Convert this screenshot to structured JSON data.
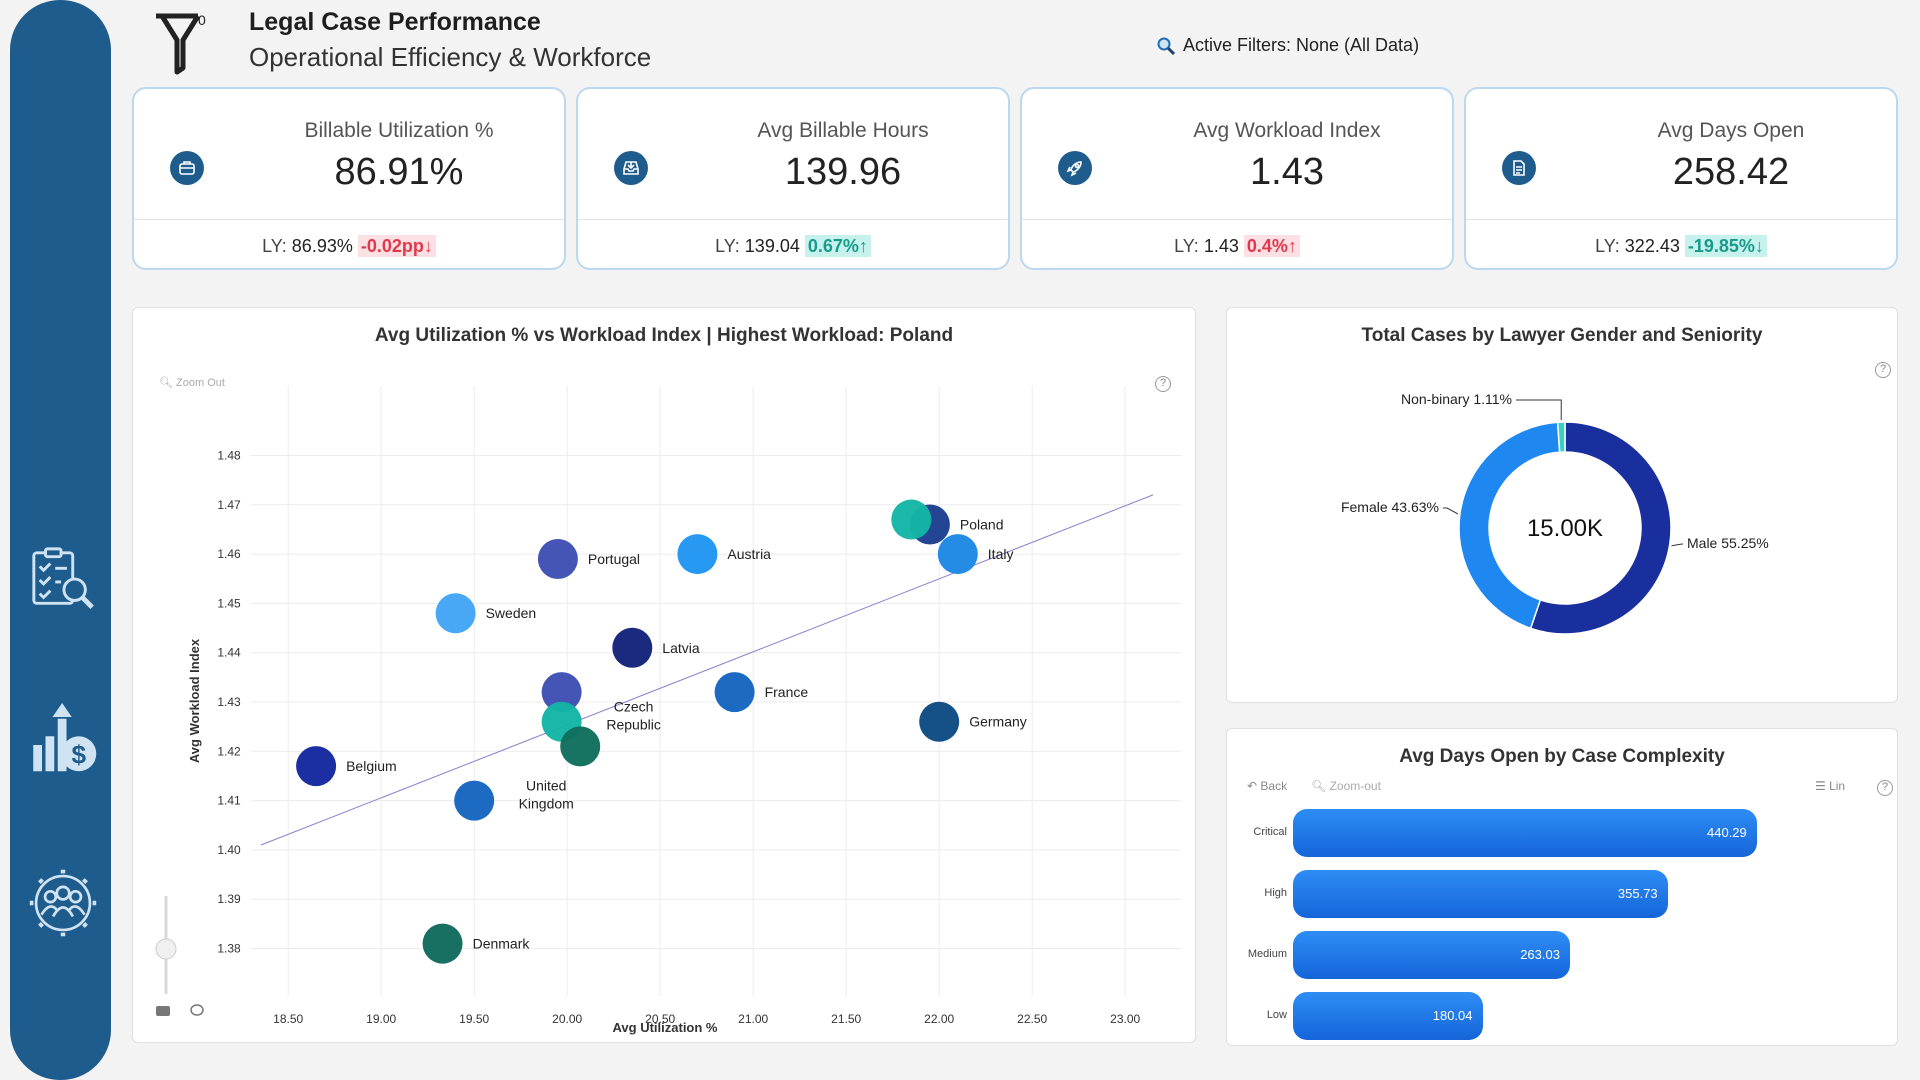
{
  "header": {
    "filter_count": "0",
    "title": "Legal Case Performance",
    "subtitle": "Operational Efficiency & Workforce",
    "active_filters": "Active Filters: None (All Data)"
  },
  "sidebar": {
    "items": [
      {
        "icon": "checklist-search-icon"
      },
      {
        "icon": "growth-dollar-icon"
      },
      {
        "icon": "team-gear-icon"
      }
    ]
  },
  "kpis": [
    {
      "label": "Billable Utilization %",
      "value": "86.91%",
      "ly_label": "LY:",
      "ly_value": "86.93%",
      "delta": "-0.02pp",
      "delta_arrow": "↓",
      "delta_color": "#e0394b",
      "icon": "briefcase-icon"
    },
    {
      "label": "Avg Billable Hours",
      "value": "139.96",
      "ly_label": "LY:",
      "ly_value": "139.04",
      "delta": "0.67%",
      "delta_arrow": "↑",
      "delta_color": "#179c8c",
      "icon": "inbox-icon"
    },
    {
      "label": "Avg Workload Index",
      "value": "1.43",
      "ly_label": "LY:",
      "ly_value": "1.43",
      "delta": "0.4%",
      "delta_arrow": "↑",
      "delta_color": "#e0394b",
      "icon": "rocket-icon"
    },
    {
      "label": "Avg Days Open",
      "value": "258.42",
      "ly_label": "LY:",
      "ly_value": "322.43",
      "delta": "-19.85%",
      "delta_arrow": "↓",
      "delta_color": "#179c8c",
      "icon": "document-icon"
    }
  ],
  "scatter_panel": {
    "zoom_out": "Zoom Out"
  },
  "bar_panel": {
    "back": "Back",
    "zoom_out": "Zoom-out",
    "scale": "Lin"
  },
  "chart_data": [
    {
      "type": "scatter",
      "title": "Avg Utilization % vs Workload Index | Highest Workload: Poland",
      "xlabel": "Avg Utilization %",
      "ylabel": "Avg Workload Index",
      "xlim": [
        18.3,
        23.3
      ],
      "ylim": [
        1.372,
        1.488
      ],
      "x_ticks": [
        "18.50",
        "19.00",
        "19.50",
        "20.00",
        "20.50",
        "21.00",
        "21.50",
        "22.00",
        "22.50",
        "23.00"
      ],
      "y_ticks": [
        "1.38",
        "1.39",
        "1.40",
        "1.41",
        "1.42",
        "1.43",
        "1.44",
        "1.45",
        "1.46",
        "1.47",
        "1.48"
      ],
      "grid": true,
      "trendline": {
        "x": [
          18.3,
          23.3
        ],
        "y": [
          1.401,
          1.472
        ]
      },
      "points": [
        {
          "label": "Poland",
          "x": 21.95,
          "y": 1.466,
          "color": "#1d3f8f"
        },
        {
          "label": "",
          "x": 21.85,
          "y": 1.467,
          "color": "#14b5a5"
        },
        {
          "label": "Italy",
          "x": 22.1,
          "y": 1.46,
          "color": "#1e88e5"
        },
        {
          "label": "Portugal",
          "x": 19.95,
          "y": 1.459,
          "color": "#3f4fb3"
        },
        {
          "label": "Austria",
          "x": 20.7,
          "y": 1.46,
          "color": "#2196f3"
        },
        {
          "label": "Sweden",
          "x": 19.4,
          "y": 1.448,
          "color": "#42a5f5"
        },
        {
          "label": "Latvia",
          "x": 20.35,
          "y": 1.441,
          "color": "#14237a"
        },
        {
          "label": "France",
          "x": 20.9,
          "y": 1.432,
          "color": "#1565c0"
        },
        {
          "label": "Germany",
          "x": 22.0,
          "y": 1.426,
          "color": "#0d4a82"
        },
        {
          "label": "",
          "x": 19.97,
          "y": 1.432,
          "color": "#3f4fb3"
        },
        {
          "label": "Czech\nRepublic",
          "x": 19.97,
          "y": 1.426,
          "color": "#14b5a5"
        },
        {
          "label": "",
          "x": 20.07,
          "y": 1.421,
          "color": "#10705e"
        },
        {
          "label": "Belgium",
          "x": 18.65,
          "y": 1.417,
          "color": "#1428a0"
        },
        {
          "label": "United\nKingdom",
          "x": 19.5,
          "y": 1.41,
          "color": "#1565c0"
        },
        {
          "label": "Denmark",
          "x": 19.33,
          "y": 1.381,
          "color": "#0f6b5c"
        }
      ]
    },
    {
      "type": "pie",
      "title": "Total Cases by Lawyer Gender and Seniority",
      "center_label": "15.00K",
      "slices": [
        {
          "name": "Male",
          "label": "Male 55.25%",
          "value": 55.25,
          "color": "#1a2f9e"
        },
        {
          "name": "Female",
          "label": "Female 43.63%",
          "value": 43.63,
          "color": "#1e88f0"
        },
        {
          "name": "Non-binary",
          "label": "Non-binary 1.11%",
          "value": 1.11,
          "color": "#3ad1c4"
        }
      ]
    },
    {
      "type": "bar",
      "title": "Avg Days Open by Case Complexity",
      "categories": [
        "Critical",
        "High",
        "Medium",
        "Low"
      ],
      "values": [
        440.29,
        355.73,
        263.03,
        180.04
      ],
      "value_labels": [
        "440.29",
        "355.73",
        "263.03",
        "180.04"
      ],
      "xlim": [
        0,
        440.29
      ]
    }
  ]
}
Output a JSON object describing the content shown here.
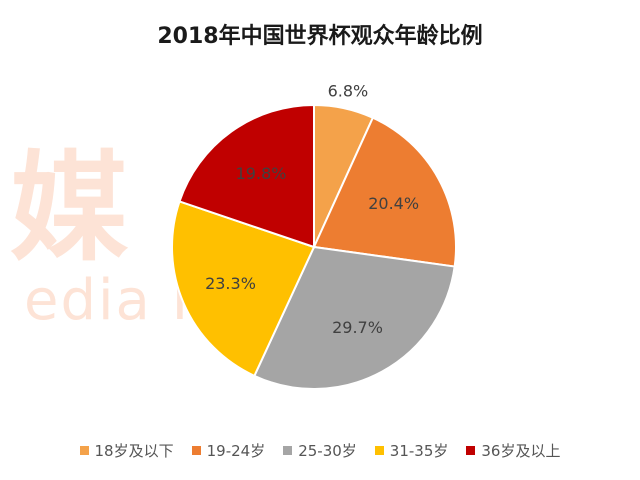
{
  "chart_data": {
    "type": "pie",
    "title": "2018年中国世界杯观众年龄比例",
    "categories": [
      "18岁及以下",
      "19-24岁",
      "25-30岁",
      "31-35岁",
      "36岁及以上"
    ],
    "values": [
      6.8,
      20.4,
      29.7,
      23.3,
      19.8
    ],
    "value_labels": [
      "6.8%",
      "20.4%",
      "29.7%",
      "23.3%",
      "19.8%"
    ],
    "colors": [
      "#f4a24a",
      "#ed7d31",
      "#a5a5a5",
      "#ffc000",
      "#c00000"
    ],
    "legend_position": "bottom",
    "start_angle_deg": 0,
    "direction": "clockwise"
  },
  "watermark": {
    "line1": "媒",
    "line2": "edia F"
  }
}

_WHAT IS ASKED_
Your task is to transcribe all of the records precisely, with no images included.

_PROBLEM SOLUTION_
Convert this screenshot to structured JSON data.
{
  "header": {
    "filter_count": "0",
    "title": "Legal Case Performance",
    "subtitle": "Operational Efficiency & Workforce",
    "active_filters": "Active Filters: None (All Data)"
  },
  "sidebar": {
    "items": [
      {
        "icon": "checklist-search-icon"
      },
      {
        "icon": "growth-dollar-icon"
      },
      {
        "icon": "team-gear-icon"
      }
    ]
  },
  "kpis": [
    {
      "label": "Billable Utilization %",
      "value": "86.91%",
      "ly_label": "LY:",
      "ly_value": "86.93%",
      "delta": "-0.02pp",
      "delta_arrow": "↓",
      "delta_color": "#e0394b",
      "icon": "briefcase-icon"
    },
    {
      "label": "Avg Billable Hours",
      "value": "139.96",
      "ly_label": "LY:",
      "ly_value": "139.04",
      "delta": "0.67%",
      "delta_arrow": "↑",
      "delta_color": "#179c8c",
      "icon": "inbox-icon"
    },
    {
      "label": "Avg Workload Index",
      "value": "1.43",
      "ly_label": "LY:",
      "ly_value": "1.43",
      "delta": "0.4%",
      "delta_arrow": "↑",
      "delta_color": "#e0394b",
      "icon": "rocket-icon"
    },
    {
      "label": "Avg Days Open",
      "value": "258.42",
      "ly_label": "LY:",
      "ly_value": "322.43",
      "delta": "-19.85%",
      "delta_arrow": "↓",
      "delta_color": "#179c8c",
      "icon": "document-icon"
    }
  ],
  "scatter_panel": {
    "zoom_out": "Zoom Out"
  },
  "bar_panel": {
    "back": "Back",
    "zoom_out": "Zoom-out",
    "scale": "Lin"
  },
  "chart_data": [
    {
      "type": "scatter",
      "title": "Avg Utilization % vs Workload Index | Highest Workload: Poland",
      "xlabel": "Avg Utilization %",
      "ylabel": "Avg Workload Index",
      "xlim": [
        18.3,
        23.3
      ],
      "ylim": [
        1.372,
        1.488
      ],
      "x_ticks": [
        "18.50",
        "19.00",
        "19.50",
        "20.00",
        "20.50",
        "21.00",
        "21.50",
        "22.00",
        "22.50",
        "23.00"
      ],
      "y_ticks": [
        "1.38",
        "1.39",
        "1.40",
        "1.41",
        "1.42",
        "1.43",
        "1.44",
        "1.45",
        "1.46",
        "1.47",
        "1.48"
      ],
      "grid": true,
      "trendline": {
        "x": [
          18.3,
          23.3
        ],
        "y": [
          1.401,
          1.472
        ]
      },
      "points": [
        {
          "label": "Poland",
          "x": 21.95,
          "y": 1.466,
          "color": "#1d3f8f"
        },
        {
          "label": "",
          "x": 21.85,
          "y": 1.467,
          "color": "#14b5a5"
        },
        {
          "label": "Italy",
          "x": 22.1,
          "y": 1.46,
          "color": "#1e88e5"
        },
        {
          "label": "Portugal",
          "x": 19.95,
          "y": 1.459,
          "color": "#3f4fb3"
        },
        {
          "label": "Austria",
          "x": 20.7,
          "y": 1.46,
          "color": "#2196f3"
        },
        {
          "label": "Sweden",
          "x": 19.4,
          "y": 1.448,
          "color": "#42a5f5"
        },
        {
          "label": "Latvia",
          "x": 20.35,
          "y": 1.441,
          "color": "#14237a"
        },
        {
          "label": "France",
          "x": 20.9,
          "y": 1.432,
          "color": "#1565c0"
        },
        {
          "label": "Germany",
          "x": 22.0,
          "y": 1.426,
          "color": "#0d4a82"
        },
        {
          "label": "",
          "x": 19.97,
          "y": 1.432,
          "color": "#3f4fb3"
        },
        {
          "label": "Czech\nRepublic",
          "x": 19.97,
          "y": 1.426,
          "color": "#14b5a5"
        },
        {
          "label": "",
          "x": 20.07,
          "y": 1.421,
          "color": "#10705e"
        },
        {
          "label": "Belgium",
          "x": 18.65,
          "y": 1.417,
          "color": "#1428a0"
        },
        {
          "label": "United\nKingdom",
          "x": 19.5,
          "y": 1.41,
          "color": "#1565c0"
        },
        {
          "label": "Denmark",
          "x": 19.33,
          "y": 1.381,
          "color": "#0f6b5c"
        }
      ]
    },
    {
      "type": "pie",
      "title": "Total Cases by Lawyer Gender and Seniority",
      "center_label": "15.00K",
      "slices": [
        {
          "name": "Male",
          "label": "Male 55.25%",
          "value": 55.25,
          "color": "#1a2f9e"
        },
        {
          "name": "Female",
          "label": "Female 43.63%",
          "value": 43.63,
          "color": "#1e88f0"
        },
        {
          "name": "Non-binary",
          "label": "Non-binary 1.11%",
          "value": 1.11,
          "color": "#3ad1c4"
        }
      ]
    },
    {
      "type": "bar",
      "title": "Avg Days Open by Case Complexity",
      "categories": [
        "Critical",
        "High",
        "Medium",
        "Low"
      ],
      "values": [
        440.29,
        355.73,
        263.03,
        180.04
      ],
      "value_labels": [
        "440.29",
        "355.73",
        "263.03",
        "180.04"
      ],
      "xlim": [
        0,
        440.29
      ]
    }
  ]
}
Output a JSON object describing the content shown here.
{
  "chart_data": {
    "type": "pie",
    "title": "2018年中国世界杯观众年龄比例",
    "categories": [
      "18岁及以下",
      "19-24岁",
      "25-30岁",
      "31-35岁",
      "36岁及以上"
    ],
    "values": [
      6.8,
      20.4,
      29.7,
      23.3,
      19.8
    ],
    "value_labels": [
      "6.8%",
      "20.4%",
      "29.7%",
      "23.3%",
      "19.8%"
    ],
    "colors": [
      "#f4a24a",
      "#ed7d31",
      "#a5a5a5",
      "#ffc000",
      "#c00000"
    ],
    "legend_position": "bottom",
    "start_angle_deg": 0,
    "direction": "clockwise"
  },
  "watermark": {
    "line1": "媒",
    "line2": "edia F"
  }
}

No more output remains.